--- BEGIN ---

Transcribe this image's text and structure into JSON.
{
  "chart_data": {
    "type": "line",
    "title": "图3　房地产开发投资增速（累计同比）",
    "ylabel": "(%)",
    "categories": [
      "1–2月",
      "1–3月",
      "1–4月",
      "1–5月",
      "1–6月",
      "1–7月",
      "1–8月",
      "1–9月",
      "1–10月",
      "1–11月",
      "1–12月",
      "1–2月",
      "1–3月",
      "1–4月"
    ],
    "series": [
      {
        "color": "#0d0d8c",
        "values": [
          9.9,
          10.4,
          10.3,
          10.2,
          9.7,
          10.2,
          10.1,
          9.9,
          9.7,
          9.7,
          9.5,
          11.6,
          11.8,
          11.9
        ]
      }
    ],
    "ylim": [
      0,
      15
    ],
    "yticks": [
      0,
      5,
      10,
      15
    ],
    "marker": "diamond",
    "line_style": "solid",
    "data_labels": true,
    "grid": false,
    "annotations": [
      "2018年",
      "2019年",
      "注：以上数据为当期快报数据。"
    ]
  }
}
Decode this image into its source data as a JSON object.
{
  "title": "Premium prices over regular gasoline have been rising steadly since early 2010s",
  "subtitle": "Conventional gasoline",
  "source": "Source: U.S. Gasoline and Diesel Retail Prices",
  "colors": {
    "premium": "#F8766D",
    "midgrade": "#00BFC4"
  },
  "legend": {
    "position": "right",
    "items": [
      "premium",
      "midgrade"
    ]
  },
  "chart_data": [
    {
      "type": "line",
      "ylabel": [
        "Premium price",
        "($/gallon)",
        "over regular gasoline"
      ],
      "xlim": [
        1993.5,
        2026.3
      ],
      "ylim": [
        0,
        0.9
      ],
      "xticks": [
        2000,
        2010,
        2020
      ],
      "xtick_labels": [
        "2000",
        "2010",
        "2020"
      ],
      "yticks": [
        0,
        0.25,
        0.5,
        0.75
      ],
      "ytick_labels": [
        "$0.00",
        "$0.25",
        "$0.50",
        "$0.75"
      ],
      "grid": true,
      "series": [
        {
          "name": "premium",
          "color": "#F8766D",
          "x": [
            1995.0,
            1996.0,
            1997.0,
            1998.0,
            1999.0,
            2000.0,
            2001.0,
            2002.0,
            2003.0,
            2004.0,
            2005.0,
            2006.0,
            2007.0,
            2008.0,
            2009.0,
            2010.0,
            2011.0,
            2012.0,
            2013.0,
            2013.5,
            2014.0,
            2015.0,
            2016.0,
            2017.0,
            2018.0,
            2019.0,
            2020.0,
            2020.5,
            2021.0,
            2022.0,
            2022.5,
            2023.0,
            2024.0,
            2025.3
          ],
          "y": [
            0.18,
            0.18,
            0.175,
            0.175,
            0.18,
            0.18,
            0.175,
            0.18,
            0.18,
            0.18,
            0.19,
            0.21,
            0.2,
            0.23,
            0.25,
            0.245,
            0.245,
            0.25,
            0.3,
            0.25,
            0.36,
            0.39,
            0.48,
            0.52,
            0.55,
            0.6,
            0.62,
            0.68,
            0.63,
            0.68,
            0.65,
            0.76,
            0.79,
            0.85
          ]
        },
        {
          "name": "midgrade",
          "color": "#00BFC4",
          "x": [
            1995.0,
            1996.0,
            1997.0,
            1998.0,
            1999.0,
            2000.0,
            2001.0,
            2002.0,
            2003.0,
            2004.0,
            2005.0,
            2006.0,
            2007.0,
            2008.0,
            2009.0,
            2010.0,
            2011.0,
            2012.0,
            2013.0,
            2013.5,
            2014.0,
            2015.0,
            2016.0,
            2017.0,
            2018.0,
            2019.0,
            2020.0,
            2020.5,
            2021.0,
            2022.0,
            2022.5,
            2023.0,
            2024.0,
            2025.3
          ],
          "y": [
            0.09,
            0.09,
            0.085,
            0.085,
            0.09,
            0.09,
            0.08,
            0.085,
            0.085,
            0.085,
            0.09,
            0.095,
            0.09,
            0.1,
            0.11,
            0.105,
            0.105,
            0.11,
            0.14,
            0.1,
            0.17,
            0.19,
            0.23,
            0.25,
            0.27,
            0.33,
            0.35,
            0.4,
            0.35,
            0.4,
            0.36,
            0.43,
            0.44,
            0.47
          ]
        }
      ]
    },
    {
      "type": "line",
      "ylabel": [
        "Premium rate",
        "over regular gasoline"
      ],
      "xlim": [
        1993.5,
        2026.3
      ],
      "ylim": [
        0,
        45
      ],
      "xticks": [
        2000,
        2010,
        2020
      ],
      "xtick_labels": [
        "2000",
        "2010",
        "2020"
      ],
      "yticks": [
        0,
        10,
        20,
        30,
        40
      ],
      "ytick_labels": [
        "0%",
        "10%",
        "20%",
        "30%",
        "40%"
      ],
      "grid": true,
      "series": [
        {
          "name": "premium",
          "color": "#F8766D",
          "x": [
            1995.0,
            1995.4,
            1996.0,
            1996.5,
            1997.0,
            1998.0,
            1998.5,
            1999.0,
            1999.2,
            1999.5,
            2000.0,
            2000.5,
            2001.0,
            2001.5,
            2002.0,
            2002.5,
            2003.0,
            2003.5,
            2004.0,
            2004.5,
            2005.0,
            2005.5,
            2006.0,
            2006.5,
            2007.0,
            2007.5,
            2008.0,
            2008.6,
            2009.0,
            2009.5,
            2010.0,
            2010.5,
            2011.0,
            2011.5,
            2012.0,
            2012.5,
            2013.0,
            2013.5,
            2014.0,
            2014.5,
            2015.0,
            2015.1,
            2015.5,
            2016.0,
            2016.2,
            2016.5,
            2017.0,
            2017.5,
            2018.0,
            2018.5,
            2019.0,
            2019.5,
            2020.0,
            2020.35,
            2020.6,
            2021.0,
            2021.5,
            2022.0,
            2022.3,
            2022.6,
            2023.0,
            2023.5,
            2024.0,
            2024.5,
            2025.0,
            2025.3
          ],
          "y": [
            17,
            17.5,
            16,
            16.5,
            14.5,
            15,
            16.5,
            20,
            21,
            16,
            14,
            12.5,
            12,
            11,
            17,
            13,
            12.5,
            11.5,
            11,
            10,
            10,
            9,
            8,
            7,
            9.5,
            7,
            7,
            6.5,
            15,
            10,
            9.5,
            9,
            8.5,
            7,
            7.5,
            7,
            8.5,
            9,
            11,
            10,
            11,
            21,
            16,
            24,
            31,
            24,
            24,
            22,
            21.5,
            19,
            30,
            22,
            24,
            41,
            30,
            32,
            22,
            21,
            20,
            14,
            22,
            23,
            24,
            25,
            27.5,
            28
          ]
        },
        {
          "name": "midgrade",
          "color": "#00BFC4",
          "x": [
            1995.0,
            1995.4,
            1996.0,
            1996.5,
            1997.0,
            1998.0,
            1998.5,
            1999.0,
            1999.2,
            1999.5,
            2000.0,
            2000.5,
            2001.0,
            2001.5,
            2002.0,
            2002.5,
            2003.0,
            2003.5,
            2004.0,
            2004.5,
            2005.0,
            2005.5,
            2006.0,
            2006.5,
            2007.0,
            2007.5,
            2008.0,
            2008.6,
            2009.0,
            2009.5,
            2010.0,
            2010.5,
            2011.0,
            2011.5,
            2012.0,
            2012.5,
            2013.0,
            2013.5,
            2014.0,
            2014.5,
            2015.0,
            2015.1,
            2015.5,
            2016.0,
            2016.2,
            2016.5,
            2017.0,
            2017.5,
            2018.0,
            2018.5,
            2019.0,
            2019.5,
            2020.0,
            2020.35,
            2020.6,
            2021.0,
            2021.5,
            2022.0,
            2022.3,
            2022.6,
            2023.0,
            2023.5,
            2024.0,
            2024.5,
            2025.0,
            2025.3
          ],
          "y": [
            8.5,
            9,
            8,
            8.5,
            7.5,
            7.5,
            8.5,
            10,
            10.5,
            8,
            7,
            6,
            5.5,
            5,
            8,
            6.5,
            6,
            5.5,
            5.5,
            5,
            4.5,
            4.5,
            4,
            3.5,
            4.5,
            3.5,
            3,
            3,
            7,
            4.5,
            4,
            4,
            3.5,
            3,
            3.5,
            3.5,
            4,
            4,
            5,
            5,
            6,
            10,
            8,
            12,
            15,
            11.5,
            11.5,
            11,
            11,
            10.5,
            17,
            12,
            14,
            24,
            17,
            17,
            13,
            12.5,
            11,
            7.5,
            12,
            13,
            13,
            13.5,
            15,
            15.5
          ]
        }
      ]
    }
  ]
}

--- END ---

### Goal of the exercise
From the material above, copy each line that includes the word "image".

### Solution for this exercise
Transcribe this image's text and structure into JSON.
Decode this image into its source data as a JSON object.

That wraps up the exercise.